» WHAT THE EXERCISE ASKS:
Present the following data again exactly as it is shown.
▼
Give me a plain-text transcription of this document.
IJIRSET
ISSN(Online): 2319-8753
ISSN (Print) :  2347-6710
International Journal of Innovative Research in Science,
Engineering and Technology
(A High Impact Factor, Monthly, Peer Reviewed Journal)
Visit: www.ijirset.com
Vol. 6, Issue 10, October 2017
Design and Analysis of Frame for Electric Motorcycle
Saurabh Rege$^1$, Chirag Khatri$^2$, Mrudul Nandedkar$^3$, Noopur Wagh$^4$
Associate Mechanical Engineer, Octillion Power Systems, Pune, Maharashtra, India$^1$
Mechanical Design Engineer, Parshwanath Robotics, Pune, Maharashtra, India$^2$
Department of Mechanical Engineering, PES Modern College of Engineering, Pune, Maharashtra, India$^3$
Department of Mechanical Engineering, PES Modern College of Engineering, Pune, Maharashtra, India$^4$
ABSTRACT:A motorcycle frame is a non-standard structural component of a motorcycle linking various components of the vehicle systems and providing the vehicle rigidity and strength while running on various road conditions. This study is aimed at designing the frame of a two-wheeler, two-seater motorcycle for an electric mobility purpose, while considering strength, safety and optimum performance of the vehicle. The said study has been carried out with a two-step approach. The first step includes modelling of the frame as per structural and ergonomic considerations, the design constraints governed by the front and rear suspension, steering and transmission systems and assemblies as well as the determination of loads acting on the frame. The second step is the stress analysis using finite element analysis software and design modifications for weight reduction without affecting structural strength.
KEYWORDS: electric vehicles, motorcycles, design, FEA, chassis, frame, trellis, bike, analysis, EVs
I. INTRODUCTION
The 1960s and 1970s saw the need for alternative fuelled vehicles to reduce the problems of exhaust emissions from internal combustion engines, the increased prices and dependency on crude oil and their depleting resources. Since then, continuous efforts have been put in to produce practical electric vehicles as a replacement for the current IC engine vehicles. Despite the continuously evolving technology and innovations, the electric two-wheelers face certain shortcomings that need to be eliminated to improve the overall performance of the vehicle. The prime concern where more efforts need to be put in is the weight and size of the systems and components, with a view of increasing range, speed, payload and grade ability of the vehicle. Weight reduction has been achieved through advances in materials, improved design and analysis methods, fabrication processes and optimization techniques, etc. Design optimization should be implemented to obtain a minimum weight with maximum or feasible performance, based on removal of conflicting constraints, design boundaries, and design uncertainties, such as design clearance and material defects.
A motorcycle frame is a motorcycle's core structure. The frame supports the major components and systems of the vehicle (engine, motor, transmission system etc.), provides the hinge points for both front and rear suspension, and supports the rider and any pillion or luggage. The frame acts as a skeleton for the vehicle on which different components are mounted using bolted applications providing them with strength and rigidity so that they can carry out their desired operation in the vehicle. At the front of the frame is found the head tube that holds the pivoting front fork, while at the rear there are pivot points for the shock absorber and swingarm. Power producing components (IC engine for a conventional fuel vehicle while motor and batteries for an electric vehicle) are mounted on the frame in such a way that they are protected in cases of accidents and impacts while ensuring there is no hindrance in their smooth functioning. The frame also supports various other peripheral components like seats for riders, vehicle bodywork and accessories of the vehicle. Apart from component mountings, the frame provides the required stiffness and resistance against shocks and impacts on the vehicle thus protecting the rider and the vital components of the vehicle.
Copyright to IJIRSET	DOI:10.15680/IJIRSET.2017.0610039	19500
▲
» FINISHED TASK:
Give me a plain-text transcription of this document.
IJIRSET
ISSN(Online): 2319-8753
ISSN (Print) :  2347-6710
International Journal of Innovative Research in Science,
Engineering and Technology
(A High Impact Factor, Monthly, Peer Reviewed Journal)
Visit: www.ijirset.com
Vol. 6, Issue 10, October 2017
Design and Analysis of Frame for Electric Motorcycle
Saurabh Rege$^1$, Chirag Khatri$^2$, Mrudul Nandedkar$^3$, Noopur Wagh$^4$
Associate Mechanical Engineer, Octillion Power Systems, Pune, Maharashtra, India$^1$
Mechanical Design Engineer, Parshwanath Robotics, Pune, Maharashtra, India$^2$
Department of Mechanical Engineering, PES Modern College of Engineering, Pune, Maharashtra, India$^3$
Department of Mechanical Engineering, PES Modern College of Engineering, Pune, Maharashtra, India$^4$
ABSTRACT:A motorcycle frame is a non-standard structural component of a motorcycle linking various components of the vehicle systems and providing the vehicle rigidity and strength while running on various road conditions. This study is aimed at designing the frame of a two-wheeler, two-seater motorcycle for an electric mobility purpose, while considering strength, safety and optimum performance of the vehicle. The said study has been carried out with a two-step approach. The first step includes modelling of the frame as per structural and ergonomic considerations, the design constraints governed by the front and rear suspension, steering and transmission systems and assemblies as well as the determination of loads acting on the frame. The second step is the stress analysis using finite element analysis software and design modifications for weight reduction without affecting structural strength.
KEYWORDS: electric vehicles, motorcycles, design, FEA, chassis, frame, trellis, bike, analysis, EVs
I. INTRODUCTION
The 1960s and 1970s saw the need for alternative fuelled vehicles to reduce the problems of exhaust emissions from internal combustion engines, the increased prices and dependency on crude oil and their depleting resources. Since then, continuous efforts have been put in to produce practical electric vehicles as a replacement for the current IC engine vehicles. Despite the continuously evolving technology and innovations, the electric two-wheelers face certain shortcomings that need to be eliminated to improve the overall performance of the vehicle. The prime concern where more efforts need to be put in is the weight and size of the systems and components, with a view of increasing range, speed, payload and grade ability of the vehicle. Weight reduction has been achieved through advances in materials, improved design and analysis methods, fabrication processes and optimization techniques, etc. Design optimization should be implemented to obtain a minimum weight with maximum or feasible performance, based on removal of conflicting constraints, design boundaries, and design uncertainties, such as design clearance and material defects.
A motorcycle frame is a motorcycle's core structure. The frame supports the major components and systems of the vehicle (engine, motor, transmission system etc.), provides the hinge points for both front and rear suspension, and supports the rider and any pillion or luggage. The frame acts as a skeleton for the vehicle on which different components are mounted using bolted applications providing them with strength and rigidity so that they can carry out their desired operation in the vehicle. At the front of the frame is found the head tube that holds the pivoting front fork, while at the rear there are pivot points for the shock absorber and swingarm. Power producing components (IC engine for a conventional fuel vehicle while motor and batteries for an electric vehicle) are mounted on the frame in such a way that they are protected in cases of accidents and impacts while ensuring there is no hindrance in their smooth functioning. The frame also supports various other peripheral components like seats for riders, vehicle bodywork and accessories of the vehicle. Apart from component mountings, the frame provides the required stiffness and resistance against shocks and impacts on the vehicle thus protecting the rider and the vital components of the vehicle.
Copyright to IJIRSET	DOI:10.15680/IJIRSET.2017.0610039	19500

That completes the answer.